- _Task to carry out_: From the data that follows, copy every line holding the string "Набережная".

[Saved data entries]
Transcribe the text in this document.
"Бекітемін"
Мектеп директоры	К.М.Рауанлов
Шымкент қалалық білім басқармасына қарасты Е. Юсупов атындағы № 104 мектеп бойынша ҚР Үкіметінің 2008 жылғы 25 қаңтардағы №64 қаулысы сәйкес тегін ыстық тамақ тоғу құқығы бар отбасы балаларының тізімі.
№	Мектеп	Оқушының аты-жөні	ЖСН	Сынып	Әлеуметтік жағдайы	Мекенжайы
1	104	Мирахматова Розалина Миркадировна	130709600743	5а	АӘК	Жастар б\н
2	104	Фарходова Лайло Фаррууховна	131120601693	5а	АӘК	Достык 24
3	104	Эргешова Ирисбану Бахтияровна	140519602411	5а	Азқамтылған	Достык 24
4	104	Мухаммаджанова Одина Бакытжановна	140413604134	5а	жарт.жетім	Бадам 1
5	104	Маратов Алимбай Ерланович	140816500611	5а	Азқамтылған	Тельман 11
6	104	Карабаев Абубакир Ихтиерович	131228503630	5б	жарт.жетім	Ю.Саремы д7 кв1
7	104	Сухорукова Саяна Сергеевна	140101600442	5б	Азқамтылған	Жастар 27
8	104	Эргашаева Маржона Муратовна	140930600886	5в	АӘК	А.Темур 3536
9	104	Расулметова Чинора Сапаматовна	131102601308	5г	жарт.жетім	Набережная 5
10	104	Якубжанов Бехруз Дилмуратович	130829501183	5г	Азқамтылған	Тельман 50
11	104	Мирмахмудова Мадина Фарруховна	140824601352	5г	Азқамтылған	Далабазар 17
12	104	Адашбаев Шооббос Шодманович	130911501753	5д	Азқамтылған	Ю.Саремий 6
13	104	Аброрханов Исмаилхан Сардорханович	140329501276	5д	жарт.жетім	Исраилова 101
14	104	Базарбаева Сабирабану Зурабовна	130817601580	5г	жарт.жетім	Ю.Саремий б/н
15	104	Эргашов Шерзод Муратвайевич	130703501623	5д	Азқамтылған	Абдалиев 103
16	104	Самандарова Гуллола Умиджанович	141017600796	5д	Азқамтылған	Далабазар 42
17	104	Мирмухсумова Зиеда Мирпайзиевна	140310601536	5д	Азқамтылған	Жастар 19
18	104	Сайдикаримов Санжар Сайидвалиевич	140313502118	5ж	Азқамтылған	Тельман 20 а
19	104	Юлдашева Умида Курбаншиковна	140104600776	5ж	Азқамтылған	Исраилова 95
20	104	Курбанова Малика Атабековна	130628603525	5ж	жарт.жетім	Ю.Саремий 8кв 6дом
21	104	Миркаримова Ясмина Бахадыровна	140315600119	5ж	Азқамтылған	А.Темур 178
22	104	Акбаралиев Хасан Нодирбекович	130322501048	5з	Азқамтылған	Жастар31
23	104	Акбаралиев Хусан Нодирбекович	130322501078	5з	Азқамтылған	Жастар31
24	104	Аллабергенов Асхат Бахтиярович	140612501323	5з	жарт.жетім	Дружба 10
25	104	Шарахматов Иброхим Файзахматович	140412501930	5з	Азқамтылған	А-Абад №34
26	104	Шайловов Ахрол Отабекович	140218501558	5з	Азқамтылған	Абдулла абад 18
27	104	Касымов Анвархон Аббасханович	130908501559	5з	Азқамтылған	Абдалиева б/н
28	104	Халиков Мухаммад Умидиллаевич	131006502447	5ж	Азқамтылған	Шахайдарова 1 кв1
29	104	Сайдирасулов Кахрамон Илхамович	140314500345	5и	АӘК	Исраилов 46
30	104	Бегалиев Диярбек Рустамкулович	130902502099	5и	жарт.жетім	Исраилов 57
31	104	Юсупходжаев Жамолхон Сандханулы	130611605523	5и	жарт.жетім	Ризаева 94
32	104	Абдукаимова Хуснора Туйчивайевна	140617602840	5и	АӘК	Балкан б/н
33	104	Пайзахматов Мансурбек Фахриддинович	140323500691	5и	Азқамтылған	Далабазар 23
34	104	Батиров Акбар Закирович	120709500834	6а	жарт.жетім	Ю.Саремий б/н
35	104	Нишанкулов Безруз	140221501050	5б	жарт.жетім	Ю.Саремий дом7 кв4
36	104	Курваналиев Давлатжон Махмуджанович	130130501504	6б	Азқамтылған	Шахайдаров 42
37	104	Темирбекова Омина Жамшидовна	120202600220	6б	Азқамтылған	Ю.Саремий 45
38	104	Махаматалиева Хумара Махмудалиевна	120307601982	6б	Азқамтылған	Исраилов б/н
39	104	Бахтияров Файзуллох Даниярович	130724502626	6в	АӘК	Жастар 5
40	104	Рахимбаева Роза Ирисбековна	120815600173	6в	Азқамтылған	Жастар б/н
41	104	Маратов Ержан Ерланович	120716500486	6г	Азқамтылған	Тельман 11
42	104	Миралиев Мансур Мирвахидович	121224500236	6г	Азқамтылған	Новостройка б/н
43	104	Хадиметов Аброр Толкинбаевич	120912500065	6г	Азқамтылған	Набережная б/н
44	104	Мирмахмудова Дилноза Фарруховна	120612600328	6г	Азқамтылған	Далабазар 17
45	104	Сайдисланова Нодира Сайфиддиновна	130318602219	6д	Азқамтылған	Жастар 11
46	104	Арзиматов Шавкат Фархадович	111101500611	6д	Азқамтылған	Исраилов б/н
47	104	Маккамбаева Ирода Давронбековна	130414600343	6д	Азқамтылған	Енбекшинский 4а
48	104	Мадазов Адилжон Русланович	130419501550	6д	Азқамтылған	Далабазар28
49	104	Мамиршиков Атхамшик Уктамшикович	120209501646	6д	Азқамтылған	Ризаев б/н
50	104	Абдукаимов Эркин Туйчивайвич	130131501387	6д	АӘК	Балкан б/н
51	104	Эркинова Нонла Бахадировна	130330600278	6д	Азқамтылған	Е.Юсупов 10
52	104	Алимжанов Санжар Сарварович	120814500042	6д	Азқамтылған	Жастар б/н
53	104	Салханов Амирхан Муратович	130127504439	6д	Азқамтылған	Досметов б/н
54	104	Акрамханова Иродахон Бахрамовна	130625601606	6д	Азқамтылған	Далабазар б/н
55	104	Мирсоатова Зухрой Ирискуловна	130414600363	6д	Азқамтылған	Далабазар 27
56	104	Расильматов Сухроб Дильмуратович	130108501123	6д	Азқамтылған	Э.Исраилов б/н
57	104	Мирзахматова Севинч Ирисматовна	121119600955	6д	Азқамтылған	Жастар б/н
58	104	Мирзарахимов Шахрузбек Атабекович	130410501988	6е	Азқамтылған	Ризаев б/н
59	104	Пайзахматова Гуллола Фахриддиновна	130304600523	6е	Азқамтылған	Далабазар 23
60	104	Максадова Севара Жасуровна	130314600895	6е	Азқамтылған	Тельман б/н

- _Result_:
9	104	Расулметова Чинора Сапаматовна	131102601308	5г	жарт.жетім	Набережная 5
43	104	Хадиметов Аброр Толкинбаевич	120912500065	6г	Азқамтылған	Набережная б/н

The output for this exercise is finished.